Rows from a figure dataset

☆ ☆ ☆ ☆ ☆ ☆ ☆

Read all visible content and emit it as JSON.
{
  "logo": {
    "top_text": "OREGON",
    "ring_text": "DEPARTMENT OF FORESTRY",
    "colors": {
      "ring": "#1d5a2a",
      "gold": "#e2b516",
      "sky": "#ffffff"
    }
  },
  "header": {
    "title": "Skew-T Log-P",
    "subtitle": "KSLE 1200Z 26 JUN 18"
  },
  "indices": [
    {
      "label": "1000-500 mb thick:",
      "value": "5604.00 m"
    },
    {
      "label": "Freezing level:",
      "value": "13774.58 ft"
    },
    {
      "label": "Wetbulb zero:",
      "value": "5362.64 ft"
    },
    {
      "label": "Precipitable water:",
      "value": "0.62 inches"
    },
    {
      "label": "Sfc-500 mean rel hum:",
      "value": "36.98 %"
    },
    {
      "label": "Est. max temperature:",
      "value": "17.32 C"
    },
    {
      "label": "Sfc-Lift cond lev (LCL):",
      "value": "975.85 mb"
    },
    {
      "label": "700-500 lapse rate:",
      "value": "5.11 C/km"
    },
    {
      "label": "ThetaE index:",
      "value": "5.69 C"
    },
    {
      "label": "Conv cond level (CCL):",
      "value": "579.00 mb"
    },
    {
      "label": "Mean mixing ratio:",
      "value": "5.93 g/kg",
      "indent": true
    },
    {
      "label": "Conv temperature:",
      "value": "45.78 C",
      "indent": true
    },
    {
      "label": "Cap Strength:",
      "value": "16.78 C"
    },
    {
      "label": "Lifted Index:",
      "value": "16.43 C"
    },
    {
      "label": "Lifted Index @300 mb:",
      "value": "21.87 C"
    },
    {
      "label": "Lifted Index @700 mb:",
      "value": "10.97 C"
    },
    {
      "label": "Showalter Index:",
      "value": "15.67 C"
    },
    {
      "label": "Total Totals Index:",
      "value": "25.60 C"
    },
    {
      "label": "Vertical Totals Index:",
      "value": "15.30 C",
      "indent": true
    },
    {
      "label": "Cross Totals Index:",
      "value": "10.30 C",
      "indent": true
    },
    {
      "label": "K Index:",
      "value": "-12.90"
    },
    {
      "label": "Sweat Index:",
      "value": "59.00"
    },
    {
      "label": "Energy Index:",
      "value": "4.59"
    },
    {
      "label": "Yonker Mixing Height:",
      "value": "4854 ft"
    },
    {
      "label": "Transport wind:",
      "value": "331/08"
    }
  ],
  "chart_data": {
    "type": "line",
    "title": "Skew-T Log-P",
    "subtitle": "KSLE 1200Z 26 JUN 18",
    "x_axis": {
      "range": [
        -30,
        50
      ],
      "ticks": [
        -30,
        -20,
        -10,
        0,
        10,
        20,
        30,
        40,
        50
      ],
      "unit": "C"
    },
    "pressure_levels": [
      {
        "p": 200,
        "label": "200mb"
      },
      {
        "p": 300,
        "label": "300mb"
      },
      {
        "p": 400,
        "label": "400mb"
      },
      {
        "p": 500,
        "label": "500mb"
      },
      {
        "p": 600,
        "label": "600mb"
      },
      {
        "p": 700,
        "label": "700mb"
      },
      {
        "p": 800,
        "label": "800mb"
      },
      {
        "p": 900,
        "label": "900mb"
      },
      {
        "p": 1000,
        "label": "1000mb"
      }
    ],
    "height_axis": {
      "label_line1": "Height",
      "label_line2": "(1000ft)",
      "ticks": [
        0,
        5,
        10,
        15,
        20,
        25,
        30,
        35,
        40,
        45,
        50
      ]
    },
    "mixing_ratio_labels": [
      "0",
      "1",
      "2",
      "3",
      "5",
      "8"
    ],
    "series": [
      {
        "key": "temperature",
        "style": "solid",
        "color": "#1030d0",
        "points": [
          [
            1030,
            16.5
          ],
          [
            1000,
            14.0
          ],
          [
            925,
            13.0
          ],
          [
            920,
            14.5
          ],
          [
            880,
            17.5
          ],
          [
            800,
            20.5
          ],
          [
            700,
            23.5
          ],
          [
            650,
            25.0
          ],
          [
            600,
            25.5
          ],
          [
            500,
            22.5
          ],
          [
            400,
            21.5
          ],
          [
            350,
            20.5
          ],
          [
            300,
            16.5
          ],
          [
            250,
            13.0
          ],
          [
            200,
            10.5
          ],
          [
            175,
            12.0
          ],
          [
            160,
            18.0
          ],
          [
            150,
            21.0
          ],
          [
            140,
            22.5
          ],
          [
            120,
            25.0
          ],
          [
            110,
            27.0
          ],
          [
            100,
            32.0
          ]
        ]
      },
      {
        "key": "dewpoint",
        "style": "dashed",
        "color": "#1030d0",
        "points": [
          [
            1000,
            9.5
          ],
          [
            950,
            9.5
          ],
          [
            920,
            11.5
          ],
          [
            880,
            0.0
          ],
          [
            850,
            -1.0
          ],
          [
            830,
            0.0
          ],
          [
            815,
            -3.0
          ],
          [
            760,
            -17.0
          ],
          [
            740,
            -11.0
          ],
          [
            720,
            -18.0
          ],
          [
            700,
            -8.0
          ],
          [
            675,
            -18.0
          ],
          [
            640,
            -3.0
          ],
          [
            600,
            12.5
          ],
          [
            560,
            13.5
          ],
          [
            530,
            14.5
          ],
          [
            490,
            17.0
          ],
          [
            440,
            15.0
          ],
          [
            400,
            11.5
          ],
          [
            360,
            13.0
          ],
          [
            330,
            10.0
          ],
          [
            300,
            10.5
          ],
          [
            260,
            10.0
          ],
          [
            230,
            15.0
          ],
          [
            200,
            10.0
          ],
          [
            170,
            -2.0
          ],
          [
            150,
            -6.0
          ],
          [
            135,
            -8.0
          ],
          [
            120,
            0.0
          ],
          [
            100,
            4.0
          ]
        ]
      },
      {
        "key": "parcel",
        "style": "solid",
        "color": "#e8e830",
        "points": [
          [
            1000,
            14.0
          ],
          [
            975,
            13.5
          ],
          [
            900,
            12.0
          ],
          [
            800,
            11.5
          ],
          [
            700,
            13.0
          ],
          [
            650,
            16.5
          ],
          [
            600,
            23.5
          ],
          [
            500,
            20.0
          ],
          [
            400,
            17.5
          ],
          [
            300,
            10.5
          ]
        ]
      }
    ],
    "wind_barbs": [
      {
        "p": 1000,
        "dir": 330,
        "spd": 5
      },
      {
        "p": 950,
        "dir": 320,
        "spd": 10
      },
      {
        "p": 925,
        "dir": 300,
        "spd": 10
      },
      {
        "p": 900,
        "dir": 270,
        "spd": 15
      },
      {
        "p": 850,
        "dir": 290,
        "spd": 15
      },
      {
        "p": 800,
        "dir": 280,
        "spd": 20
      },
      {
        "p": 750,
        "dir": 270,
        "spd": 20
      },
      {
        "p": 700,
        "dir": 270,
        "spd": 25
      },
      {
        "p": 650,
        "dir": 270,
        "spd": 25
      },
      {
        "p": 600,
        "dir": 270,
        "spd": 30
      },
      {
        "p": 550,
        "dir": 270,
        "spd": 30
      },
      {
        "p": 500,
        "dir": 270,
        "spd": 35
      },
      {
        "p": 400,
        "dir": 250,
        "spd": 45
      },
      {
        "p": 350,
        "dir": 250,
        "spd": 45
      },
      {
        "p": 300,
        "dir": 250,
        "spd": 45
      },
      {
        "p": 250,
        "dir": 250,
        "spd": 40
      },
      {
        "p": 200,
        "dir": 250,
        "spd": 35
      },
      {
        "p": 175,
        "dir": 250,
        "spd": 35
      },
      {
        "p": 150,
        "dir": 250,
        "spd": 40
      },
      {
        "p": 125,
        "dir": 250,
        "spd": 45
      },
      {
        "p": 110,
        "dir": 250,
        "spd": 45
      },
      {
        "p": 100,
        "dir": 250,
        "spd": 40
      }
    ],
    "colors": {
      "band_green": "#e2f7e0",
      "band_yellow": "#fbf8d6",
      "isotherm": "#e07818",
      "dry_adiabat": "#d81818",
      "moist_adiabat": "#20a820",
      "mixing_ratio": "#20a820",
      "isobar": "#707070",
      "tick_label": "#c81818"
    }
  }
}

☆ ☆ ☆ ☆ ☆ ☆ ☆

Task requirements –
All lines above containing the string "Lifted" are to be collected.

Exercise output –
      "label": "Lifted Index:",
      "label": "Lifted Index @300 mb:",
      "label": "Lifted Index @700 mb:",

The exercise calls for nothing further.